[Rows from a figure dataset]
>>>>>
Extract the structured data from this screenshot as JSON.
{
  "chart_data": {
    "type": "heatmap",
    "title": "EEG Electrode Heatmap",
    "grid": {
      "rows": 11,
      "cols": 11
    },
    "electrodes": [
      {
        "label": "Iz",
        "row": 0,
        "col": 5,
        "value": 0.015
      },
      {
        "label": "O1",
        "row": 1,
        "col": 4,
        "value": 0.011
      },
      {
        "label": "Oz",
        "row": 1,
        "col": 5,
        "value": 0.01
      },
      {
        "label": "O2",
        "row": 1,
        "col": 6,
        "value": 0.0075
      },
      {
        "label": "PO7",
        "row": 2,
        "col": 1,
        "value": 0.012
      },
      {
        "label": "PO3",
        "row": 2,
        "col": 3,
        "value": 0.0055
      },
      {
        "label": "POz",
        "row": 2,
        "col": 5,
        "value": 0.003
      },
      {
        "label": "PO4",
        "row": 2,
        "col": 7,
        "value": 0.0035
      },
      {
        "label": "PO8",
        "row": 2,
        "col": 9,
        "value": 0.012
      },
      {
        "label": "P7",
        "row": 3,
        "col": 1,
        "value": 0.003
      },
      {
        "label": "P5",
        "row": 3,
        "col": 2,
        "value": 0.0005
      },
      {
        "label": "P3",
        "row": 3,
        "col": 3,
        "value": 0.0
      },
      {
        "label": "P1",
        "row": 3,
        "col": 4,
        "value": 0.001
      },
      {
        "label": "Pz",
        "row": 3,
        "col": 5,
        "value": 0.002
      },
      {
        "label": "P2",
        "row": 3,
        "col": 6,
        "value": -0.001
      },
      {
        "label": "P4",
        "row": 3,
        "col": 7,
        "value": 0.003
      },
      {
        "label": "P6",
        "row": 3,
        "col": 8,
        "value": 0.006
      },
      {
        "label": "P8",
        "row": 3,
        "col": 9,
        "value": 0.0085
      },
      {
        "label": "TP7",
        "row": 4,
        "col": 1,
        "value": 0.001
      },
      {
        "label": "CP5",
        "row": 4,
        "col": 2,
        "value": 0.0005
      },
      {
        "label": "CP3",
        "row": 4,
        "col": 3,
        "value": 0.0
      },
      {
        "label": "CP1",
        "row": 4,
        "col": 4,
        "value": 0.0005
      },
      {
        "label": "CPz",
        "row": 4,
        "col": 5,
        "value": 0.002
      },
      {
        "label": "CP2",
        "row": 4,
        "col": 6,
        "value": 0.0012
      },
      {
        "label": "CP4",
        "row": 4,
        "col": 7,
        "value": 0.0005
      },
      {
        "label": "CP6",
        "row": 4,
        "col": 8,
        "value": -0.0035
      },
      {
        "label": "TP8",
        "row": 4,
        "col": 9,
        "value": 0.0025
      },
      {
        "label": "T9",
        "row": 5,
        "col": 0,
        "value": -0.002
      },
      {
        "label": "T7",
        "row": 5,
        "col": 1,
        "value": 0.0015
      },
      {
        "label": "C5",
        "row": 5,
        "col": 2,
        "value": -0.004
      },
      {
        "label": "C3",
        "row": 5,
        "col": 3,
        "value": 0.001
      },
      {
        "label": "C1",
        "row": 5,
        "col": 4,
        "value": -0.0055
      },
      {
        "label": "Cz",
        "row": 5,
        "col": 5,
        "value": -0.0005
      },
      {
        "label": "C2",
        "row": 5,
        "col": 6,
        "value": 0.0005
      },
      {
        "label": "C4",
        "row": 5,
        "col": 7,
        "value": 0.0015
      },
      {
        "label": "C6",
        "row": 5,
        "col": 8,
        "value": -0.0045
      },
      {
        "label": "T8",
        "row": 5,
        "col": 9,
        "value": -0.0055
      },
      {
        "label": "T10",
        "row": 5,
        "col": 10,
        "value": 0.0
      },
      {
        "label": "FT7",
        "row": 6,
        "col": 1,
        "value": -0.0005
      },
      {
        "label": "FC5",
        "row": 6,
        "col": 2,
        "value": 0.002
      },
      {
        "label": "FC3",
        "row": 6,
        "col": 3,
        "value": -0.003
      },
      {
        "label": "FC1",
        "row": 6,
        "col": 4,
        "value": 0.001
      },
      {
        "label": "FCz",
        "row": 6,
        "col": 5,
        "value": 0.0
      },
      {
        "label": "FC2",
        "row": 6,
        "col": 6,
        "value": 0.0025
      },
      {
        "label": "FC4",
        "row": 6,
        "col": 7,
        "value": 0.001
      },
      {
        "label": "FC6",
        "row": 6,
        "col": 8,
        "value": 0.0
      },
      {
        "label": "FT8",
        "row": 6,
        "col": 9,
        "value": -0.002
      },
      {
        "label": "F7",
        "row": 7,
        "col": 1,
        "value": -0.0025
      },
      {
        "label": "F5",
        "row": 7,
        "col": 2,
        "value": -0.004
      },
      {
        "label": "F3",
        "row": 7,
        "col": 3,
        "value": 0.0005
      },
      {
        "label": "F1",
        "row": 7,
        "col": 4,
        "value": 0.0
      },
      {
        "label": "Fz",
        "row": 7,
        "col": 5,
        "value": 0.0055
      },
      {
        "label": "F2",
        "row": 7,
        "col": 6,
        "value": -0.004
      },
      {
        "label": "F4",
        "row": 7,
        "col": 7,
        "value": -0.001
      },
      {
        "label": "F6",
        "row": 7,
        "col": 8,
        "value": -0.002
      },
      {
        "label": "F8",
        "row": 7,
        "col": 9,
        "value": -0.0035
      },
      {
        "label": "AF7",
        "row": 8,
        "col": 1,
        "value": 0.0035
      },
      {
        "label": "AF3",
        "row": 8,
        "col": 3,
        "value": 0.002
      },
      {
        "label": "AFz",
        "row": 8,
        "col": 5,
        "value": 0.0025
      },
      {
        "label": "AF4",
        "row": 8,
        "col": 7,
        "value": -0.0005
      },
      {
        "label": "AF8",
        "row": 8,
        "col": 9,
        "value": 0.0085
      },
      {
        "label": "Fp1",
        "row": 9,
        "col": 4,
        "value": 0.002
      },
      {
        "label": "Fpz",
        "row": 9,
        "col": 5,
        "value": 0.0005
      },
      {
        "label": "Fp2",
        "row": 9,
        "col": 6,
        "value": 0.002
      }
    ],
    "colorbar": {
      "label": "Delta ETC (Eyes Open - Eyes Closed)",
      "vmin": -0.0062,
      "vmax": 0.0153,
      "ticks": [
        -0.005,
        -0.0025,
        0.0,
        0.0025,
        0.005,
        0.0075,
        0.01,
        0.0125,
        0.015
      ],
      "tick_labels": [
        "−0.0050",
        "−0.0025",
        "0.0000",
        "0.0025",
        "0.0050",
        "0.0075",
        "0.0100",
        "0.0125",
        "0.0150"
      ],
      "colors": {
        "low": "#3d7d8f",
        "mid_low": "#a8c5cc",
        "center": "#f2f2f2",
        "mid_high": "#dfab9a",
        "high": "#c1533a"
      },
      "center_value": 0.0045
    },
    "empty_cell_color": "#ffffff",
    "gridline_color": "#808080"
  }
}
<<<<<
### SET PROBLEM
Copy each record from above without leaving any out.

### ANSWER TO THIS EXERCISE
Extract the structured data from this screenshot as JSON.
{
  "chart_data": {
    "type": "heatmap",
    "title": "EEG Electrode Heatmap",
    "grid": {
      "rows": 11,
      "cols": 11
    },
    "electrodes": [
      {
        "label": "Iz",
        "row": 0,
        "col": 5,
        "value": 0.015
      },
      {
        "label": "O1",
        "row": 1,
        "col": 4,
        "value": 0.011
      },
      {
        "label": "Oz",
        "row": 1,
        "col": 5,
        "value": 0.01
      },
      {
        "label": "O2",
        "row": 1,
        "col": 6,
        "value": 0.0075
      },
      {
        "label": "PO7",
        "row": 2,
        "col": 1,
        "value": 0.012
      },
      {
        "label": "PO3",
        "row": 2,
        "col": 3,
        "value": 0.0055
      },
      {
        "label": "POz",
        "row": 2,
        "col": 5,
        "value": 0.003
      },
      {
        "label": "PO4",
        "row": 2,
        "col": 7,
        "value": 0.0035
      },
      {
        "label": "PO8",
        "row": 2,
        "col": 9,
        "value": 0.012
      },
      {
        "label": "P7",
        "row": 3,
        "col": 1,
        "value": 0.003
      },
      {
        "label": "P5",
        "row": 3,
        "col": 2,
        "value": 0.0005
      },
      {
        "label": "P3",
        "row": 3,
        "col": 3,
        "value": 0.0
      },
      {
        "label": "P1",
        "row": 3,
        "col": 4,
        "value": 0.001
      },
      {
        "label": "Pz",
        "row": 3,
        "col": 5,
        "value": 0.002
      },
      {
        "label": "P2",
        "row": 3,
        "col": 6,
        "value": -0.001
      },
      {
        "label": "P4",
        "row": 3,
        "col": 7,
        "value": 0.003
      },
      {
        "label": "P6",
        "row": 3,
        "col": 8,
        "value": 0.006
      },
      {
        "label": "P8",
        "row": 3,
        "col": 9,
        "value": 0.0085
      },
      {
        "label": "TP7",
        "row": 4,
        "col": 1,
        "value": 0.001
      },
      {
        "label": "CP5",
        "row": 4,
        "col": 2,
        "value": 0.0005
      },
      {
        "label": "CP3",
        "row": 4,
        "col": 3,
        "value": 0.0
      },
      {
        "label": "CP1",
        "row": 4,
        "col": 4,
        "value": 0.0005
      },
      {
        "label": "CPz",
        "row": 4,
        "col": 5,
        "value": 0.002
      },
      {
        "label": "CP2",
        "row": 4,
        "col": 6,
        "value": 0.0012
      },
      {
        "label": "CP4",
        "row": 4,
        "col": 7,
        "value": 0.0005
      },
      {
        "label": "CP6",
        "row": 4,
        "col": 8,
        "value": -0.0035
      },
      {
        "label": "TP8",
        "row": 4,
        "col": 9,
        "value": 0.0025
      },
      {
        "label": "T9",
        "row": 5,
        "col": 0,
        "value": -0.002
      },
      {
        "label": "T7",
        "row": 5,
        "col": 1,
        "value": 0.0015
      },
      {
        "label": "C5",
        "row": 5,
        "col": 2,
        "value": -0.004
      },
      {
        "label": "C3",
        "row": 5,
        "col": 3,
        "value": 0.001
      },
      {
        "label": "C1",
        "row": 5,
        "col": 4,
        "value": -0.0055
      },
      {
        "label": "Cz",
        "row": 5,
        "col": 5,
        "value": -0.0005
      },
      {
        "label": "C2",
        "row": 5,
        "col": 6,
        "value": 0.0005
      },
      {
        "label": "C4",
        "row": 5,
        "col": 7,
        "value": 0.0015
      },
      {
        "label": "C6",
        "row": 5,
        "col": 8,
        "value": -0.0045
      },
      {
        "label": "T8",
        "row": 5,
        "col": 9,
        "value": -0.0055
      },
      {
        "label": "T10",
        "row": 5,
        "col": 10,
        "value": 0.0
      },
      {
        "label": "FT7",
        "row": 6,
        "col": 1,
        "value": -0.0005
      },
      {
        "label": "FC5",
        "row": 6,
        "col": 2,
        "value": 0.002
      },
      {
        "label": "FC3",
        "row": 6,
        "col": 3,
        "value": -0.003
      },
      {
        "label": "FC1",
        "row": 6,
        "col": 4,
        "value": 0.001
      },
      {
        "label": "FCz",
        "row": 6,
        "col": 5,
        "value": 0.0
      },
      {
        "label": "FC2",
        "row": 6,
        "col": 6,
        "value": 0.0025
      },
      {
        "label": "FC4",
        "row": 6,
        "col": 7,
        "value": 0.001
      },
      {
        "label": "FC6",
        "row": 6,
        "col": 8,
        "value": 0.0
      },
      {
        "label": "FT8",
        "row": 6,
        "col": 9,
        "value": -0.002
      },
      {
        "label": "F7",
        "row": 7,
        "col": 1,
        "value": -0.0025
      },
      {
        "label": "F5",
        "row": 7,
        "col": 2,
        "value": -0.004
      },
      {
        "label": "F3",
        "row": 7,
        "col": 3,
        "value": 0.0005
      },
      {
        "label": "F1",
        "row": 7,
        "col": 4,
        "value": 0.0
      },
      {
        "label": "Fz",
        "row": 7,
        "col": 5,
        "value": 0.0055
      },
      {
        "label": "F2",
        "row": 7,
        "col": 6,
        "value": -0.004
      },
      {
        "label": "F4",
        "row": 7,
        "col": 7,
        "value": -0.001
      },
      {
        "label": "F6",
        "row": 7,
        "col": 8,
        "value": -0.002
      },
      {
        "label": "F8",
        "row": 7,
        "col": 9,
        "value": -0.0035
      },
      {
        "label": "AF7",
        "row": 8,
        "col": 1,
        "value": 0.0035
      },
      {
        "label": "AF3",
        "row": 8,
        "col": 3,
        "value": 0.002
      },
      {
        "label": "AFz",
        "row": 8,
        "col": 5,
        "value": 0.0025
      },
      {
        "label": "AF4",
        "row": 8,
        "col": 7,
        "value": -0.0005
      },
      {
        "label": "AF8",
        "row": 8,
        "col": 9,
        "value": 0.0085
      },
      {
        "label": "Fp1",
        "row": 9,
        "col": 4,
        "value": 0.002
      },
      {
        "label": "Fpz",
        "row": 9,
        "col": 5,
        "value": 0.0005
      },
      {
        "label": "Fp2",
        "row": 9,
        "col": 6,
        "value": 0.002
      }
    ],
    "colorbar": {
      "label": "Delta ETC (Eyes Open - Eyes Closed)",
      "vmin": -0.0062,
      "vmax": 0.0153,
      "ticks": [
        -0.005,
        -0.0025,
        0.0,
        0.0025,
        0.005,
        0.0075,
        0.01,
        0.0125,
        0.015
      ],
      "tick_labels": [
        "−0.0050",
        "−0.0025",
        "0.0000",
        "0.0025",
        "0.0050",
        "0.0075",
        "0.0100",
        "0.0125",
        "0.0150"
      ],
      "colors": {
        "low": "#3d7d8f",
        "mid_low": "#a8c5cc",
        "center": "#f2f2f2",
        "mid_high": "#dfab9a",
        "high": "#c1533a"
      },
      "center_value": 0.0045
    },
    "empty_cell_color": "#ffffff",
    "gridline_color": "#808080"
  }
}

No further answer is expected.